## [Exercise description]
Find every line in the listing below that contains the word "this", and copy each of those lines.

## [Provided entries]
———

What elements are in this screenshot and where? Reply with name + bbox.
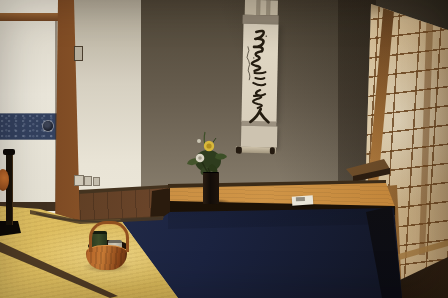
hanging-scroll xyxy=(233,0,282,154)
light-switch xyxy=(74,46,83,61)
kaishi-paper xyxy=(292,195,314,205)
wall-outlet xyxy=(93,177,100,186)
flower-vase xyxy=(203,172,219,204)
wall-outlet xyxy=(74,175,84,186)
stand-cap xyxy=(3,149,15,155)
tea-room-photo xyxy=(0,0,448,298)
paper-item xyxy=(296,197,305,201)
door-beam xyxy=(0,13,58,21)
basket-handle xyxy=(89,221,129,252)
calligraphy-strokes xyxy=(233,0,282,154)
wall-outlet xyxy=(84,176,92,186)
ceiling-strip xyxy=(0,0,58,14)
fusuma-handle xyxy=(43,121,53,131)
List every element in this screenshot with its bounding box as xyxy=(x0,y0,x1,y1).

———

## [Task answer]
What elements are in this screenshot and where? Reply with name + bbox.
List every element in this screenshot with its bounding box as xyxy=(x0,y0,x1,y1).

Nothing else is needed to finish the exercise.